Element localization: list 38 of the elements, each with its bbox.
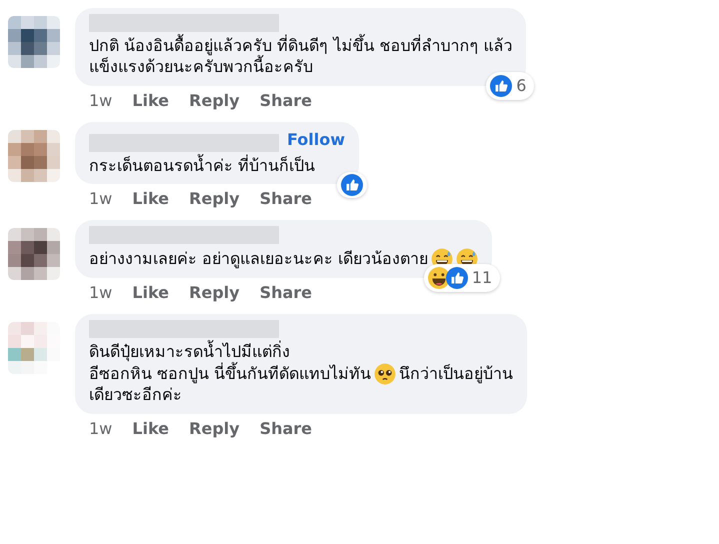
comment-text: แข็งแรงด้วยนะครับพวกนี้อะครับ bbox=[89, 56, 313, 78]
laughing-face-icon bbox=[428, 267, 450, 290]
like-link[interactable]: Like bbox=[132, 88, 170, 113]
share-link[interactable]: Share bbox=[260, 187, 312, 212]
comment-text: อีซอกหิน ซอกปูน นี่ขึ้นกันทีดัดแทบไม่ทัน bbox=[89, 364, 372, 385]
avatar-placeholder bbox=[8, 130, 60, 182]
reaction-count: 11 bbox=[472, 267, 494, 290]
comment-text: ปกติ น้องอินดื้ออยู่แล้วครับ ที่ดินดีๆ ไม่ขึ้น ชอบที่ลำบากๆ แล้ว bbox=[89, 36, 512, 56]
pleading-face-icon bbox=[374, 363, 396, 386]
like-link[interactable]: Like bbox=[132, 187, 170, 212]
comment-text: เดียวซะอีกค่ะ bbox=[89, 385, 182, 406]
comment-time: 1w bbox=[89, 418, 112, 440]
reply-link[interactable]: Reply bbox=[189, 281, 240, 306]
reaction-summary[interactable]: 6 bbox=[486, 72, 534, 100]
comment-text: นึกว่าเป็นอยู่บ้าน bbox=[399, 364, 514, 385]
like-icon bbox=[490, 74, 512, 97]
reply-link[interactable]: Reply bbox=[189, 416, 240, 441]
avatar-placeholder bbox=[8, 16, 60, 68]
avatar-placeholder bbox=[8, 322, 60, 374]
comment-text: ดินดีปุ๋ยเหมาะรดน้ำไปมีแต่กิ่ง bbox=[89, 342, 290, 362]
avatar-placeholder bbox=[8, 228, 60, 280]
like-link[interactable]: Like bbox=[132, 416, 170, 441]
reaction-count: 6 bbox=[516, 74, 528, 97]
comment-text: กระเด็นตอนรดน้ำค่ะ ที่บ้านก็เป็น bbox=[89, 156, 316, 176]
reaction-summary[interactable]: 11 bbox=[424, 264, 500, 292]
like-link[interactable]: Like bbox=[132, 281, 170, 306]
like-icon bbox=[341, 174, 364, 196]
reaction-summary[interactable] bbox=[337, 172, 368, 198]
comment-time: 1w bbox=[89, 188, 112, 210]
reply-link[interactable]: Reply bbox=[189, 187, 240, 212]
like-icon bbox=[446, 267, 468, 290]
follow-link[interactable]: Follow bbox=[287, 128, 346, 152]
share-link[interactable]: Share bbox=[260, 416, 312, 441]
share-link[interactable]: Share bbox=[260, 281, 312, 306]
share-link[interactable]: Share bbox=[260, 88, 312, 113]
reply-link[interactable]: Reply bbox=[189, 88, 240, 113]
comment-time: 1w bbox=[89, 90, 112, 112]
comment-time: 1w bbox=[89, 282, 112, 304]
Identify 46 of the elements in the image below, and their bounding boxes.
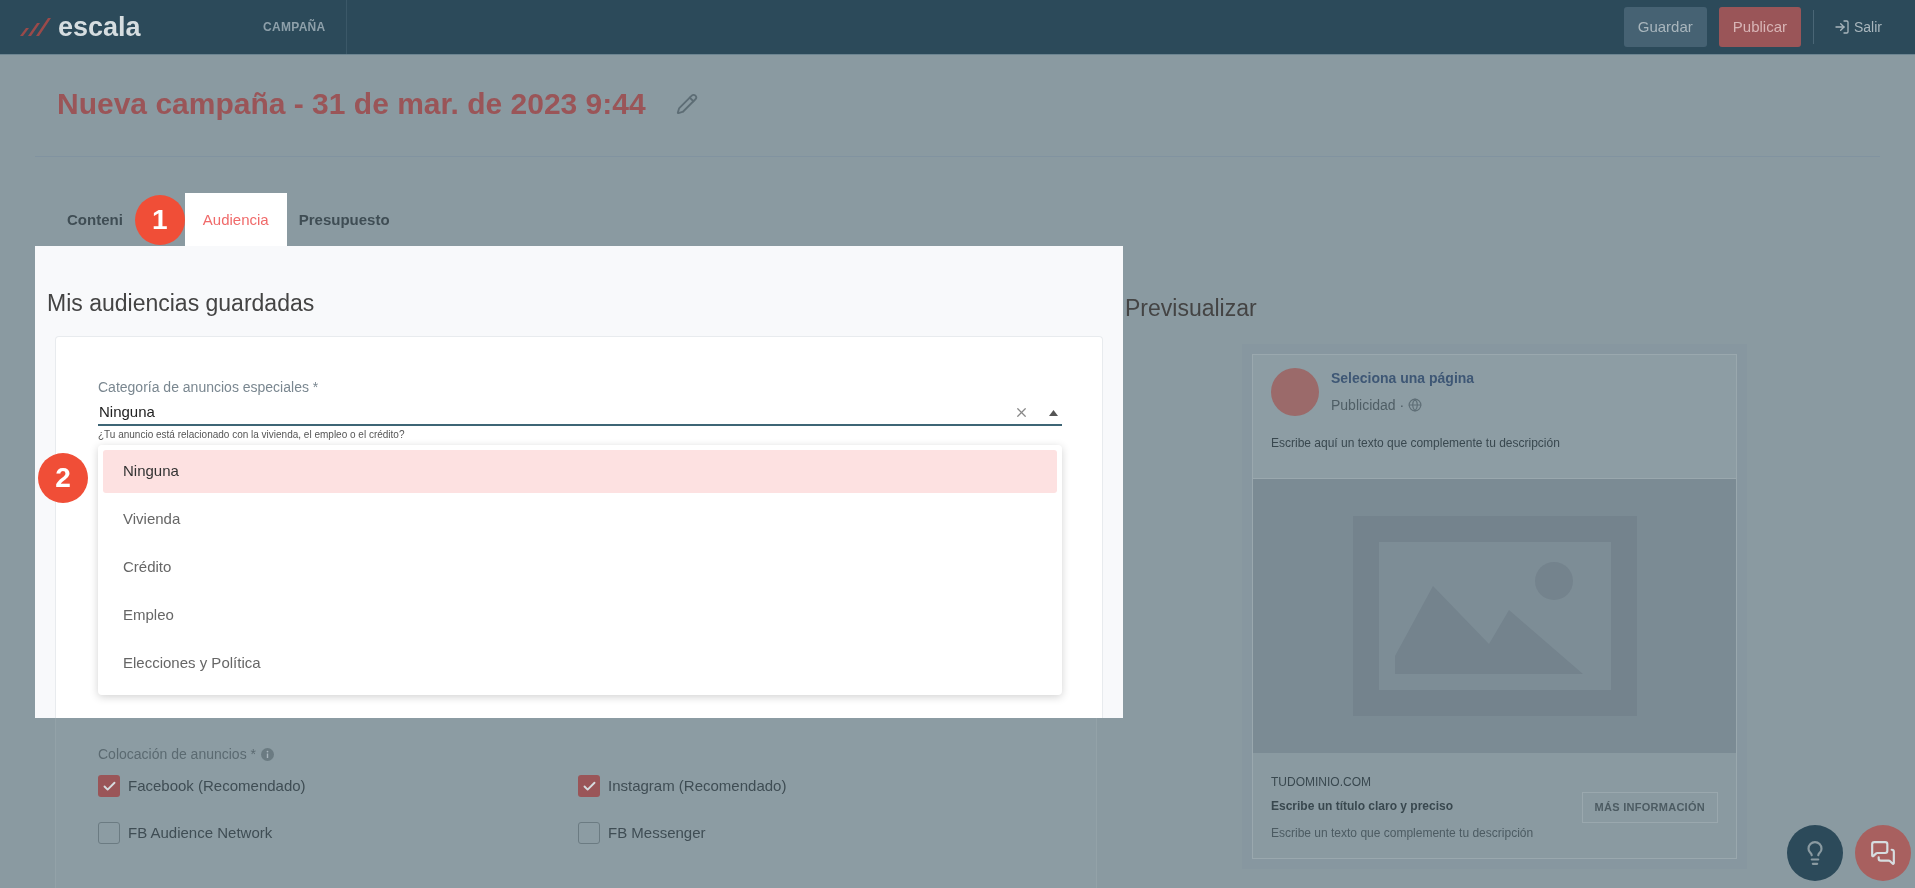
cta-button[interactable]: MÁS INFORMACIÓN: [1581, 791, 1718, 823]
tips-button[interactable]: [1787, 825, 1843, 881]
sponsored-label: Publicidad ·: [1331, 395, 1405, 415]
logo-icon: [18, 16, 54, 38]
section-heading: Mis audiencias guardadas: [47, 289, 316, 318]
info-icon[interactable]: [261, 748, 274, 761]
category-select[interactable]: Ninguna: [98, 401, 1062, 426]
ad-description: Escribe un texto que complemente tu descripción: [1271, 824, 1535, 842]
edit-icon[interactable]: [675, 92, 698, 115]
helper-text: ¿Tu anuncio está relacionado con la vivienda, el empleo o el crédito?: [98, 428, 406, 441]
checkbox-label: FB Messenger: [608, 822, 706, 843]
page-title: Nueva campaña - 31 de mar. de 2023 9:44: [57, 86, 646, 122]
avatar: [1271, 367, 1319, 416]
page-name: Seleciona una página: [1331, 368, 1475, 388]
clear-icon[interactable]: [1014, 405, 1029, 420]
tab[interactable]: Presupuesto: [286, 193, 402, 246]
step-badge: 1: [134, 194, 185, 245]
caret-up-icon[interactable]: [1049, 409, 1058, 416]
checkbox[interactable]: [98, 775, 120, 798]
dropdown-option[interactable]: Elecciones y Política: [103, 641, 1057, 685]
chat-icon: [1870, 840, 1896, 866]
logo-text: escala: [58, 13, 141, 41]
preview-heading: Previsualizar: [1125, 294, 1258, 323]
checkbox[interactable]: [578, 821, 600, 844]
checkbox[interactable]: [578, 775, 600, 798]
category-label: Categoría de anuncios especiales *: [98, 377, 320, 397]
logout-icon: [1834, 19, 1850, 35]
tab[interactable]: Conteni: [55, 193, 135, 246]
ad-body-text: Escribe aquí un texto que complemente tu descripción: [1271, 434, 1561, 452]
checkbox[interactable]: [98, 821, 120, 844]
publish-button[interactable]: Publicar: [1718, 7, 1801, 47]
ad-headline: Escribe un título claro y preciso: [1271, 797, 1455, 815]
globe-icon: [1408, 398, 1423, 412]
chat-button[interactable]: [1855, 825, 1911, 881]
dropdown-option[interactable]: Crédito: [103, 545, 1057, 589]
section-label: CAMPAÑA: [263, 18, 326, 36]
dropdown-option[interactable]: Ninguna: [103, 449, 1057, 493]
checkbox-label: FB Audience Network: [128, 822, 273, 843]
save-button[interactable]: Guardar: [1623, 7, 1707, 47]
domain-text: TUDOMINIO.COM: [1271, 773, 1372, 791]
checkbox-label: Instagram (Recomendado): [608, 776, 787, 796]
dropdown-option[interactable]: Empleo: [103, 593, 1057, 637]
dropdown-option[interactable]: Vivienda: [103, 497, 1057, 541]
exit-link[interactable]: Salir: [1834, 16, 1882, 38]
checkbox-label: Facebook (Recomendado): [128, 776, 306, 796]
tab[interactable]: Audiencia: [184, 193, 287, 246]
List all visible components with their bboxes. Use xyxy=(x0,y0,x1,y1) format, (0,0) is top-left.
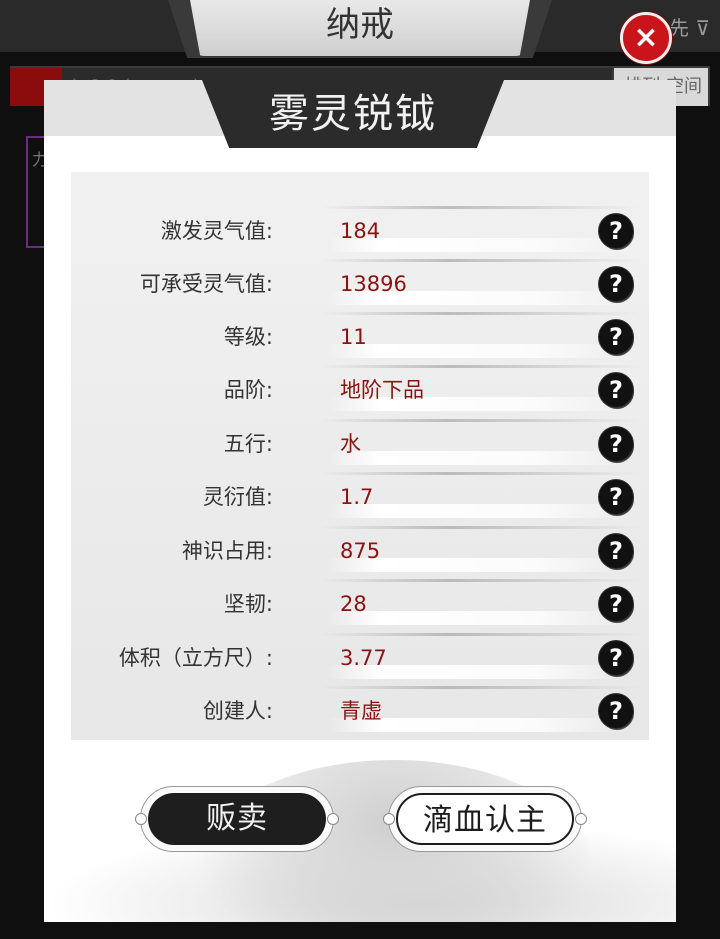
help-icon[interactable]: ? xyxy=(599,214,633,248)
attribute-label: 灵衍值: xyxy=(202,485,273,509)
close-icon: × xyxy=(633,20,659,55)
attribute-label: 品阶: xyxy=(223,378,273,402)
attribute-label: 激发灵气值: xyxy=(160,219,273,243)
attribute-row: 品阶: 地阶下品 ? xyxy=(71,361,649,415)
attribute-value: 11 xyxy=(340,325,367,349)
attribute-value: 3.77 xyxy=(340,646,387,670)
attribute-label: 创建人: xyxy=(202,699,273,723)
attribute-value: 青虚 xyxy=(340,699,382,723)
attribute-label: 体积（立方尺）: xyxy=(118,646,273,670)
attribute-value: 184 xyxy=(340,219,381,243)
mountain-mist-decoration xyxy=(44,740,676,922)
help-icon[interactable]: ? xyxy=(599,480,633,514)
row-brush-stroke xyxy=(327,611,627,625)
help-icon[interactable]: ? xyxy=(599,641,633,675)
attribute-row: 神识占用: 875 ? xyxy=(71,522,649,576)
attribute-value: 13896 xyxy=(340,272,407,296)
sell-button-frame: 贩卖 xyxy=(135,786,339,852)
attribute-label: 神识占用: xyxy=(181,539,273,563)
row-brush-stroke xyxy=(327,451,627,465)
row-brush-stroke xyxy=(327,344,627,358)
attribute-label: 等级: xyxy=(223,325,273,349)
help-icon[interactable]: ? xyxy=(599,373,633,407)
attribute-row: 体积（立方尺）: 3.77 ? xyxy=(71,629,649,683)
close-button[interactable]: × xyxy=(620,12,672,64)
attribute-value: 地阶下品 xyxy=(340,378,424,402)
attribute-value: 水 xyxy=(340,432,361,456)
modal-title: 雾灵锐钺 xyxy=(269,91,437,137)
help-icon[interactable]: ? xyxy=(599,320,633,354)
background-title: 纳戒 xyxy=(326,5,394,45)
blood-bind-button[interactable]: 滴血认主 xyxy=(396,793,574,845)
attribute-label: 五行: xyxy=(223,432,273,456)
help-icon[interactable]: ? xyxy=(599,534,633,568)
attribute-label: 坚韧: xyxy=(223,592,273,616)
attribute-row: 坚韧: 28 ? xyxy=(71,575,649,629)
sell-button[interactable]: 贩卖 xyxy=(148,793,326,845)
attribute-value: 28 xyxy=(340,592,367,616)
attribute-row: 可承受灵气值: 13896 ? xyxy=(71,255,649,309)
row-brush-stroke xyxy=(321,312,641,315)
attribute-row: 灵衍值: 1.7 ? xyxy=(71,468,649,522)
help-icon[interactable]: ? xyxy=(599,694,633,728)
item-detail-modal: 雾灵锐钺 激发灵气值: 184 ? 可承受灵气值: 13896 ? 等级: 11… xyxy=(44,80,676,922)
attribute-panel: 激发灵气值: 184 ? 可承受灵气值: 13896 ? 等级: 11 ? 品阶… xyxy=(71,172,649,740)
attribute-row: 等级: 11 ? xyxy=(71,308,649,362)
help-icon[interactable]: ? xyxy=(599,587,633,621)
blood-bind-button-frame: 滴血认主 xyxy=(383,786,587,852)
help-icon[interactable]: ? xyxy=(599,267,633,301)
help-icon[interactable]: ? xyxy=(599,427,633,461)
attribute-value: 1.7 xyxy=(340,485,374,509)
mist-layer xyxy=(44,820,676,922)
row-brush-stroke xyxy=(321,419,641,422)
background-filter-button[interactable]: 先 ⊽ xyxy=(669,12,710,41)
attribute-row: 激发灵气值: 184 ? xyxy=(71,202,649,256)
attribute-row: 五行: 水 ? xyxy=(71,415,649,469)
row-brush-stroke xyxy=(321,579,641,582)
attribute-label: 可承受灵气值: xyxy=(139,272,273,296)
attribute-value: 875 xyxy=(340,539,381,563)
attribute-row: 创建人: 青虚 ? xyxy=(71,682,649,736)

====

* **What you will do**:
Reproduce the data verbatim, starting at the line that contains "791, 1718, 823]" and stopping after the line that contains "checkbox-label: FB Audience".

* **Written solution**:
cta-button[interactable]: MÁS INFORMACIÓN: [1581, 791, 1718, 823]
tips-button[interactable]: [1787, 825, 1843, 881]
sponsored-label: Publicidad ·: [1331, 395, 1405, 415]
logo-icon: [18, 16, 54, 38]
section-heading: Mis audiencias guardadas: [47, 289, 316, 318]
info-icon[interactable]: [261, 748, 274, 761]
category-select[interactable]: Ninguna: [98, 401, 1062, 426]
ad-description: Escribe un texto que complemente tu descripción: [1271, 824, 1535, 842]
edit-icon[interactable]: [675, 92, 698, 115]
helper-text: ¿Tu anuncio está relacionado con la vivienda, el empleo o el crédito?: [98, 428, 406, 441]
checkbox-label: FB Messenger: [608, 822, 706, 843]
page-title: Nueva campaña - 31 de mar. de 2023 9:44: [57, 86, 646, 122]
avatar: [1271, 367, 1319, 416]
page-name: Seleciona una página: [1331, 368, 1475, 388]
clear-icon[interactable]: [1014, 405, 1029, 420]
tab[interactable]: Presupuesto: [286, 193, 402, 246]
step-badge: 1: [134, 194, 185, 245]
caret-up-icon[interactable]: [1049, 409, 1058, 416]
checkbox[interactable]: [98, 775, 120, 798]
dropdown-option[interactable]: Elecciones y Política: [103, 641, 1057, 685]
chat-icon: [1870, 840, 1896, 866]
logo-text: escala: [58, 13, 141, 41]
preview-heading: Previsualizar: [1125, 294, 1258, 323]
checkbox[interactable]: [578, 821, 600, 844]
checkbox[interactable]: [578, 775, 600, 798]
category-label: Categoría de anuncios especiales *: [98, 377, 320, 397]
logout-icon: [1834, 19, 1850, 35]
tab[interactable]: Conteni: [55, 193, 135, 246]
ad-body-text: Escribe aquí un texto que complemente tu descripción: [1271, 434, 1561, 452]
checkbox[interactable]: [98, 821, 120, 844]
publish-button[interactable]: Publicar: [1718, 7, 1801, 47]
ad-headline: Escribe un título claro y preciso: [1271, 797, 1455, 815]
globe-icon: [1408, 398, 1423, 412]
chat-button[interactable]: [1855, 825, 1911, 881]
dropdown-option[interactable]: Crédito: [103, 545, 1057, 589]
section-label: CAMPAÑA: [263, 18, 326, 36]
dropdown-option[interactable]: Ninguna: [103, 449, 1057, 493]
checkbox-label: FB Audience Network: [128, 822, 273, 843]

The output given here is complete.